WHAT THIS EXERCISE ASKS =>
1. According to the passage on PGX Tic-Tac-Toe states, what are the rewards on subsequent states once the game has ended?
2. Continue the passage on PGX Tic-Tac-Toe states from its last sentence.

This gets represented as:

Array([[[False, False],
        [False,  True],
        [False,  True]],

       [[False, False],
        [ True, False],
        [False, False]],

       [[ True, False],
        [False, False],
        [False, False]]], dtype=bool)

legal_action_mask: This is a (flat) boolean array that with a False for every filled space and a True for every empty space.
rewards: This array is of shape (2,) and gives us the reward on each step. The first index gives us the reward for player 0 and the second for player 1. Note that the reward is provided for the state after a winning move is played. This means that we have to take into account the fact that the current player switches when determining the reward. Rewards are also not cumulative — if we continue to transition to new “states” after the game has ended (which happens due to batching), the rewards on subsequent states are 0.
terminated: This is simply a boolean value telling us whether the game is over. (PGX also provides an attributed called truncated which indicates that the game ended for some other reason than the game ending normally, e.g., a time limit expired.)

PGX then provides us with a function called step which takes a state and an action and transitions us to the next state. In the case of Tic-Tac-Toe action is very simple — it is just the index of the space we want to lay a piece in. (The numbering goes left to right and then top to bottom, so the top left square has index 0, the top right has index 2, and the bottom right has index 9.)

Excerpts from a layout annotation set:
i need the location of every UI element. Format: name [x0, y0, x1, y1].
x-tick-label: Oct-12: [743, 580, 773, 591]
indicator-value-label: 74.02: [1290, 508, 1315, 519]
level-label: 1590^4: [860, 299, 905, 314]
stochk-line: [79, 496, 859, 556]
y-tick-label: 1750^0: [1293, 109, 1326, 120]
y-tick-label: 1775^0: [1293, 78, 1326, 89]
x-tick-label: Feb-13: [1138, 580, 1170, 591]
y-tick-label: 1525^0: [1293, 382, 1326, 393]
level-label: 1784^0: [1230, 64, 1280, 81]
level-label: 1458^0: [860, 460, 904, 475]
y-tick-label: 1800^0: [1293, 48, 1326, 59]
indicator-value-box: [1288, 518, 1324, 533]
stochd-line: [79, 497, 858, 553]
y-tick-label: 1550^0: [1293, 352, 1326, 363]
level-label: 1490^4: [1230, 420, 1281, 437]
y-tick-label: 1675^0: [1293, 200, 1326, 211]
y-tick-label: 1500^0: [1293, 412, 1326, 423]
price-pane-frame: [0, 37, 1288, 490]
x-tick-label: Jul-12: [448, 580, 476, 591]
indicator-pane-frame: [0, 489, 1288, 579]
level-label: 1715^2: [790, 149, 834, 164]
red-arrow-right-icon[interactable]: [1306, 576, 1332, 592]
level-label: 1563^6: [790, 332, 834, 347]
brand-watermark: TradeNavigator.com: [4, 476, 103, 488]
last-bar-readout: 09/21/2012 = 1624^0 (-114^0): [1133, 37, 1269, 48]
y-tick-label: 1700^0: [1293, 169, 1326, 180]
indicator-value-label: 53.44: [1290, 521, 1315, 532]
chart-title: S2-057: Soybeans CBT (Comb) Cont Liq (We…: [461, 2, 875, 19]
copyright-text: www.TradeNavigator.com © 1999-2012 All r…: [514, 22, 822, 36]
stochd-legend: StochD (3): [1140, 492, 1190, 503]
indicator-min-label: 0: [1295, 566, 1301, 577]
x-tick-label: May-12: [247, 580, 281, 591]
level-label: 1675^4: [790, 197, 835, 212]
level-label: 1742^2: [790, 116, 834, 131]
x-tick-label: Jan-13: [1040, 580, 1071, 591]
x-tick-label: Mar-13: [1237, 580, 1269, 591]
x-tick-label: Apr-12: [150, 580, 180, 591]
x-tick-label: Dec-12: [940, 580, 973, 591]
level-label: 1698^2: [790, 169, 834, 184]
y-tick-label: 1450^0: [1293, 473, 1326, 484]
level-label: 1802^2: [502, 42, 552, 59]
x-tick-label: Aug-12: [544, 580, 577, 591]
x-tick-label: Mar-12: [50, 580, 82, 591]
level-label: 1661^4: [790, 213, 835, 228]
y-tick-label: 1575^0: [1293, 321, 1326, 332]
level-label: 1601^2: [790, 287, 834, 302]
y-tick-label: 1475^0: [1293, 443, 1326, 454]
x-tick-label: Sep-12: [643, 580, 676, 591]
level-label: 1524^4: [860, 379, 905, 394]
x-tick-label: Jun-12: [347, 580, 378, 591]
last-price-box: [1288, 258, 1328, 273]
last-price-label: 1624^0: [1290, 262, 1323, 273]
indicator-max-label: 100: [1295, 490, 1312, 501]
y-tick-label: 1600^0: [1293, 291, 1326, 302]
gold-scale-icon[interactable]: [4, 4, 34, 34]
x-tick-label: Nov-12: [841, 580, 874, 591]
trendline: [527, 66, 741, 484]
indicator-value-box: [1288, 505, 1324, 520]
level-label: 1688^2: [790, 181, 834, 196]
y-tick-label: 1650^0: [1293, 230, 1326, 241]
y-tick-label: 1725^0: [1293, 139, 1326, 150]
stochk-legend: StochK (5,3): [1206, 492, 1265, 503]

TASK ANSWERS =>
1. They are 0.

2.
Finally, because PGX implements all the game logic in Jax, we can run multiple games in parallel, so all of the properties of a state can acquire an additional batch index. This can speed up training considerably.

A random game

To see how this all works, let’s write some code to play a game by making random moves. First we’ll write a function to select a random legal move:

import jax
import jax.numpy as jnp

@jax.jit
def act_randomly(rng, state):
    probs = state.legal_action_mask / state.legal_action_mask.sum()
    # This will be 0 for all legal moves, and -inf for illegal moves.
    logits = jnp.maximum(jnp.log(probs), jnp.finfo(probs.dtype).min)
    return jax.random.categorical(rng, logits, axis=-1)

Now we can run through a batch of games:

import pgx

def play_random_game(rng, batch_size):
    env = pgx.tic_tac_toe.TicTacToe()
    init_fn = jax.vmap(env.init)  # This batches the environment.
    step_fn = jax.vmap(env.step)
    
    key, subkey = jax.random.split(rng)
    keys = jax.random.split(subkey, batch_size)
    
    state = init_fn(keys)
    states = [state]
    
    while not state.terminated.all():
        key, subkey = jax.random.split(key)
        random_actions = act_randomly(subkey, state)
        
        state = step_fn(state, random_actions)
        states.append(state)
    
    return states

If we run this on a batch of 9 games we get play that looks like this:

Clearly not optimal! Let’s see if we can use reinforcement learning to do any better.

A Deep Q Network for Tic-Tac-Toe

The first thing we’ll do is set up the architecture for the neural network. Tic-Tac-Toe is not a very difficult game to learn so this architecture does not need to be very sophisticated. A fully connected network with a couple of hidden layers will do. PGX represents the board state as an array of shape (3, 3, 2), but we can flatten this to an array of length 9. We will put a 1 anywhere there is an X and a -1 anywhere there is an O.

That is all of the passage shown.